» **Problem to solve**:
Repeat each record exactly as written, and drop any images.

[Begin]

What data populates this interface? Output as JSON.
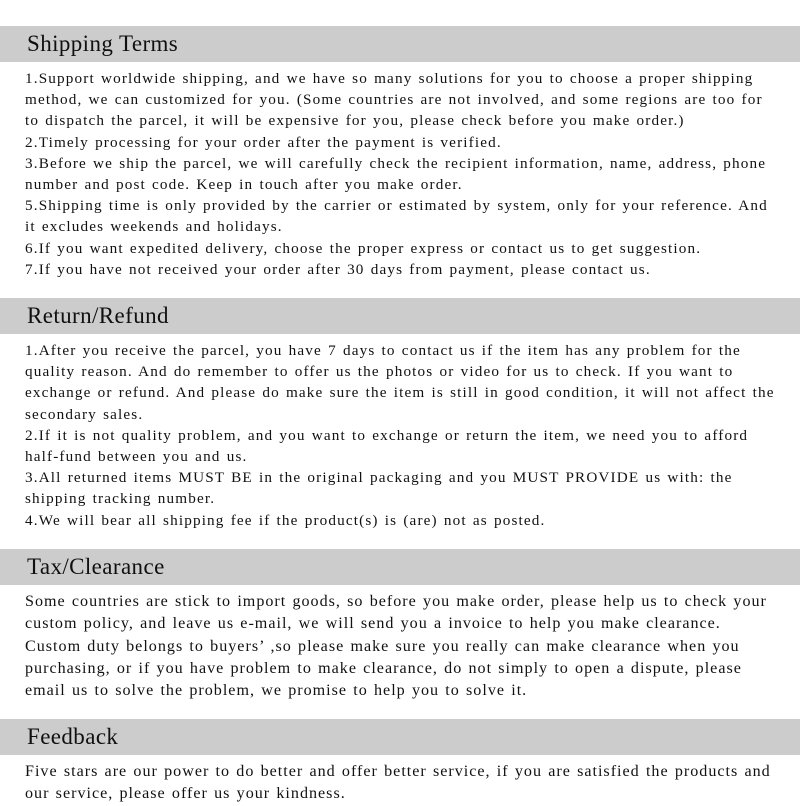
{
  "document": {
    "background_color": "#ffffff",
    "header_bar_color": "#cccccc",
    "text_color": "#111111"
  },
  "sections": [
    {
      "id": "shipping-terms",
      "heading": "Shipping Terms",
      "body": "1.Support worldwide shipping, and we have so many solutions for you to choose a proper shipping method, we can customized for you. (Some countries are not involved, and some regions are too for to dispatch the parcel, it will be expensive for you, please check before you make order.)\n2.Timely processing for your order after the payment is verified.\n3.Before we ship the parcel, we will carefully check the recipient information, name, address, phone number and post code. Keep in touch after you make order.\n5.Shipping time is only provided by the carrier or estimated by system, only for your reference. And it excludes weekends and holidays.\n6.If you want expedited delivery, choose the proper express or contact us to get suggestion.\n7.If you have not received your order after 30 days from payment, please contact us."
    },
    {
      "id": "return-refund",
      "heading": "Return/Refund",
      "body": "1.After you receive the parcel, you have 7 days to contact us if the item has any problem for the quality reason. And do remember to offer us the photos or video for us to check. If you want to exchange or refund. And please do make sure the item is still in good condition, it will not affect the secondary sales.\n2.If it is not quality problem, and you want to exchange or return the item, we need you to afford half-fund between you and us.\n3.All returned items MUST BE in the original packaging and you MUST PROVIDE us with: the shipping tracking number.\n4.We will bear all shipping fee if the product(s) is (are) not as posted."
    },
    {
      "id": "tax-clearance",
      "heading": "Tax/Clearance",
      "body": "Some countries are stick to import goods, so before you make order, please help us to check your custom policy, and leave us e-mail, we will send you a invoice to help you make clearance. Custom duty belongs to buyers’ ,so please make sure you really can make clearance when you purchasing, or if you have problem to make clearance, do not simply to open a dispute, please email us to solve the problem, we promise to help you to solve it."
    },
    {
      "id": "feedback",
      "heading": "Feedback",
      "body": "Five stars are our power to do better and offer better service, if you are satisfied the products and our service, please offer us your kindness."
    }
  ]
}
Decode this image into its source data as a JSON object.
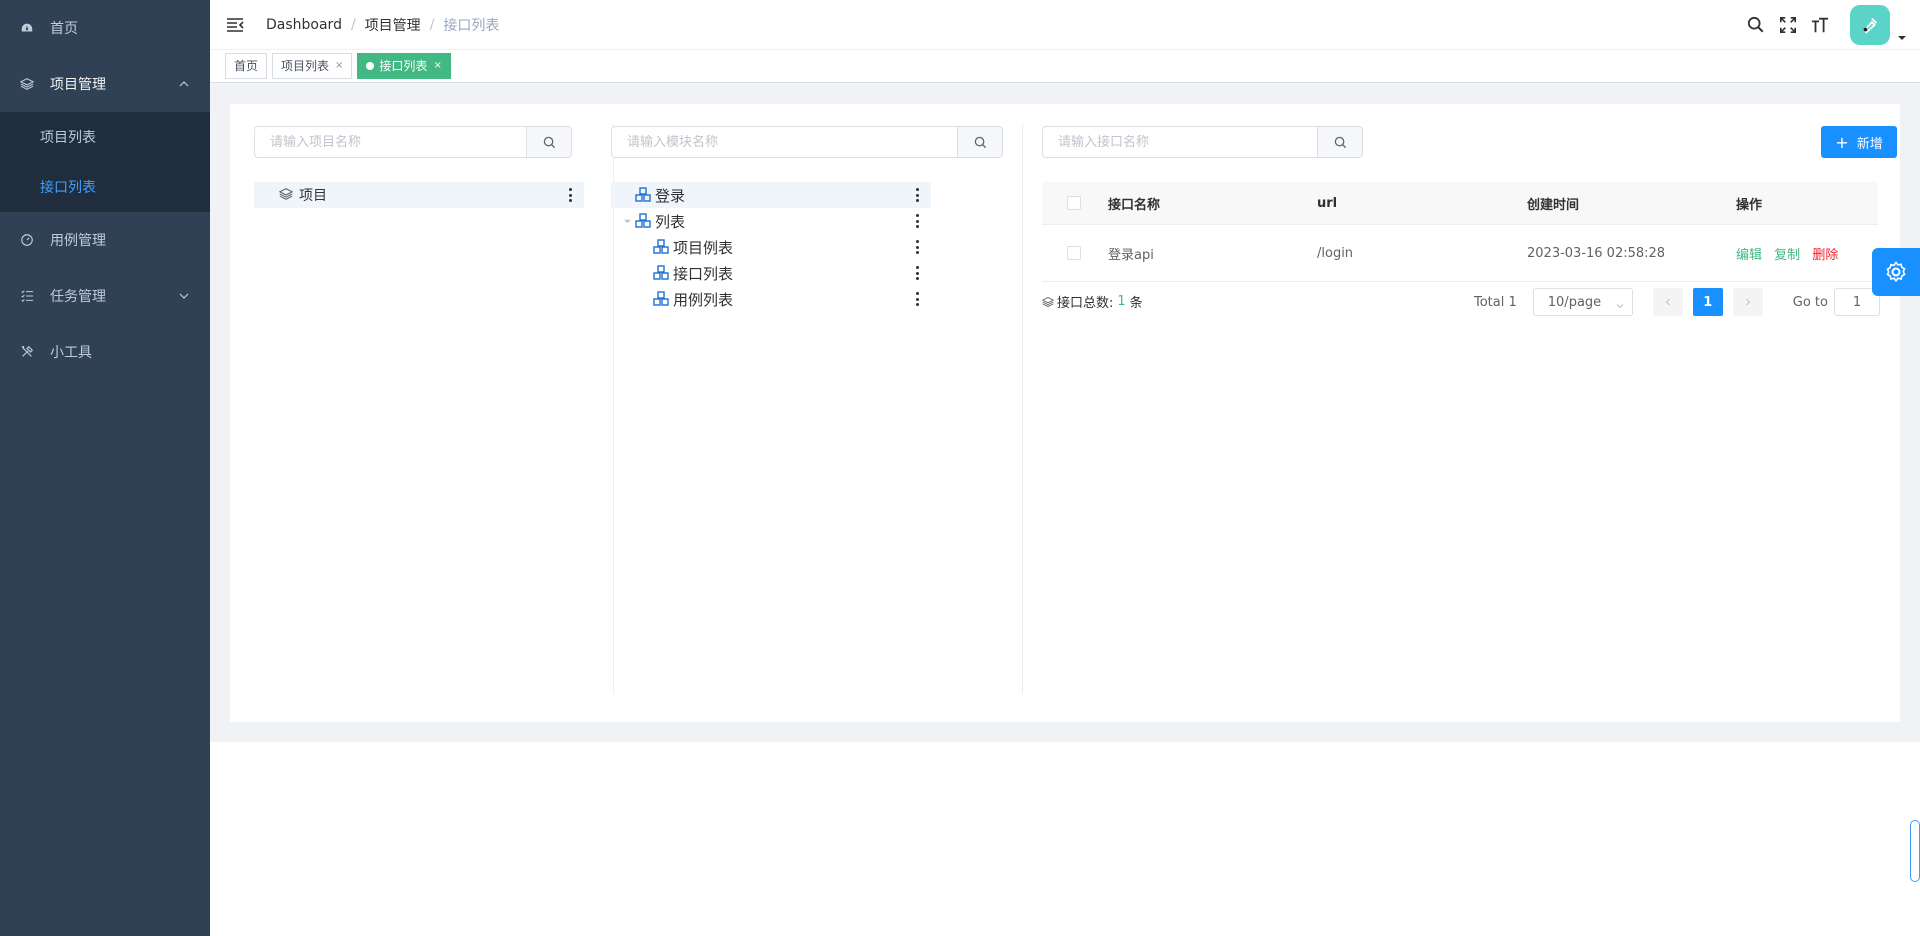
{
  "sidebar": {
    "items": [
      {
        "label": "首页",
        "icon": "dashboard-icon"
      },
      {
        "label": "项目管理",
        "icon": "layers-icon",
        "expanded": true,
        "children": [
          {
            "label": "项目列表"
          },
          {
            "label": "接口列表",
            "active": true
          }
        ]
      },
      {
        "label": "用例管理",
        "icon": "gauge-icon"
      },
      {
        "label": "任务管理",
        "icon": "task-list-icon"
      },
      {
        "label": "小工具",
        "icon": "tools-icon"
      }
    ]
  },
  "navbar": {
    "breadcrumb": [
      "Dashboard",
      "项目管理",
      "接口列表"
    ],
    "tools": [
      "search-icon",
      "fullscreen-icon",
      "font-size-icon"
    ]
  },
  "tags": [
    {
      "label": "首页",
      "closable": false,
      "active": false
    },
    {
      "label": "项目列表",
      "closable": true,
      "active": false
    },
    {
      "label": "接口列表",
      "closable": true,
      "active": true
    }
  ],
  "tag_close": "×",
  "panels": {
    "project_search": {
      "placeholder": "请输入项目名称"
    },
    "module_search": {
      "placeholder": "请输入模块名称"
    },
    "api_search": {
      "placeholder": "请输入接口名称"
    },
    "project_tree": [
      {
        "label": "项目",
        "selected": true
      }
    ],
    "module_tree": [
      {
        "label": "登录",
        "selected": true,
        "level": 0
      },
      {
        "label": "列表",
        "level": 0,
        "expanded": true
      },
      {
        "label": "项目例表",
        "level": 1
      },
      {
        "label": "接口列表",
        "level": 1
      },
      {
        "label": "用例列表",
        "level": 1
      }
    ]
  },
  "add_button": {
    "plus": "+",
    "label": "新增"
  },
  "table": {
    "headers": [
      "接口名称",
      "url",
      "创建时间",
      "操作"
    ],
    "rows": [
      {
        "name": "登录api",
        "url": "/login",
        "created": "2023-03-16 02:58:28",
        "actions": [
          "编辑",
          "复制",
          "删除"
        ]
      }
    ]
  },
  "summary": {
    "label": "接口总数:",
    "count": "1",
    "unit": "条"
  },
  "pagination": {
    "total": "Total 1",
    "page_size": "10/page",
    "current": "1",
    "goto_label": "Go to",
    "goto_value": "1"
  },
  "colors": {
    "sidebar_bg": "#304156",
    "accent": "#1890ff",
    "tag_active": "#42b983",
    "danger": "#f5222d"
  }
}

[End]

» **Correct response**:
What data populates this interface? Output as JSON.
{
  "document": {
    "background_color": "#ffffff",
    "header_bar_color": "#cccccc",
    "text_color": "#111111"
  },
  "sections": [
    {
      "id": "shipping-terms",
      "heading": "Shipping Terms",
      "body": "1.Support worldwide shipping, and we have so many solutions for you to choose a proper shipping method, we can customized for you. (Some countries are not involved, and some regions are too for to dispatch the parcel, it will be expensive for you, please check before you make order.)\n2.Timely processing for your order after the payment is verified.\n3.Before we ship the parcel, we will carefully check the recipient information, name, address, phone number and post code. Keep in touch after you make order.\n5.Shipping time is only provided by the carrier or estimated by system, only for your reference. And it excludes weekends and holidays.\n6.If you want expedited delivery, choose the proper express or contact us to get suggestion.\n7.If you have not received your order after 30 days from payment, please contact us."
    },
    {
      "id": "return-refund",
      "heading": "Return/Refund",
      "body": "1.After you receive the parcel, you have 7 days to contact us if the item has any problem for the quality reason. And do remember to offer us the photos or video for us to check. If you want to exchange or refund. And please do make sure the item is still in good condition, it will not affect the secondary sales.\n2.If it is not quality problem, and you want to exchange or return the item, we need you to afford half-fund between you and us.\n3.All returned items MUST BE in the original packaging and you MUST PROVIDE us with: the shipping tracking number.\n4.We will bear all shipping fee if the product(s) is (are) not as posted."
    },
    {
      "id": "tax-clearance",
      "heading": "Tax/Clearance",
      "body": "Some countries are stick to import goods, so before you make order, please help us to check your custom policy, and leave us e-mail, we will send you a invoice to help you make clearance. Custom duty belongs to buyers’ ,so please make sure you really can make clearance when you purchasing, or if you have problem to make clearance, do not simply to open a dispute, please email us to solve the problem, we promise to help you to solve it."
    },
    {
      "id": "feedback",
      "heading": "Feedback",
      "body": "Five stars are our power to do better and offer better service, if you are satisfied the products and our service, please offer us your kindness."
    }
  ]
}
Decode this image into its source data as a JSON object.
{
  "sidebar": {
    "items": [
      {
        "label": "首页",
        "icon": "dashboard-icon"
      },
      {
        "label": "项目管理",
        "icon": "layers-icon",
        "expanded": true,
        "children": [
          {
            "label": "项目列表"
          },
          {
            "label": "接口列表",
            "active": true
          }
        ]
      },
      {
        "label": "用例管理",
        "icon": "gauge-icon"
      },
      {
        "label": "任务管理",
        "icon": "task-list-icon"
      },
      {
        "label": "小工具",
        "icon": "tools-icon"
      }
    ]
  },
  "navbar": {
    "breadcrumb": [
      "Dashboard",
      "项目管理",
      "接口列表"
    ],
    "tools": [
      "search-icon",
      "fullscreen-icon",
      "font-size-icon"
    ]
  },
  "tags": [
    {
      "label": "首页",
      "closable": false,
      "active": false
    },
    {
      "label": "项目列表",
      "closable": true,
      "active": false
    },
    {
      "label": "接口列表",
      "closable": true,
      "active": true
    }
  ],
  "tag_close": "×",
  "panels": {
    "project_search": {
      "placeholder": "请输入项目名称"
    },
    "module_search": {
      "placeholder": "请输入模块名称"
    },
    "api_search": {
      "placeholder": "请输入接口名称"
    },
    "project_tree": [
      {
        "label": "项目",
        "selected": true
      }
    ],
    "module_tree": [
      {
        "label": "登录",
        "selected": true,
        "level": 0
      },
      {
        "label": "列表",
        "level": 0,
        "expanded": true
      },
      {
        "label": "项目例表",
        "level": 1
      },
      {
        "label": "接口列表",
        "level": 1
      },
      {
        "label": "用例列表",
        "level": 1
      }
    ]
  },
  "add_button": {
    "plus": "+",
    "label": "新增"
  },
  "table": {
    "headers": [
      "接口名称",
      "url",
      "创建时间",
      "操作"
    ],
    "rows": [
      {
        "name": "登录api",
        "url": "/login",
        "created": "2023-03-16 02:58:28",
        "actions": [
          "编辑",
          "复制",
          "删除"
        ]
      }
    ]
  },
  "summary": {
    "label": "接口总数:",
    "count": "1",
    "unit": "条"
  },
  "pagination": {
    "total": "Total 1",
    "page_size": "10/page",
    "current": "1",
    "goto_label": "Go to",
    "goto_value": "1"
  },
  "colors": {
    "sidebar_bg": "#304156",
    "accent": "#1890ff",
    "tag_active": "#42b983",
    "danger": "#f5222d"
  }
}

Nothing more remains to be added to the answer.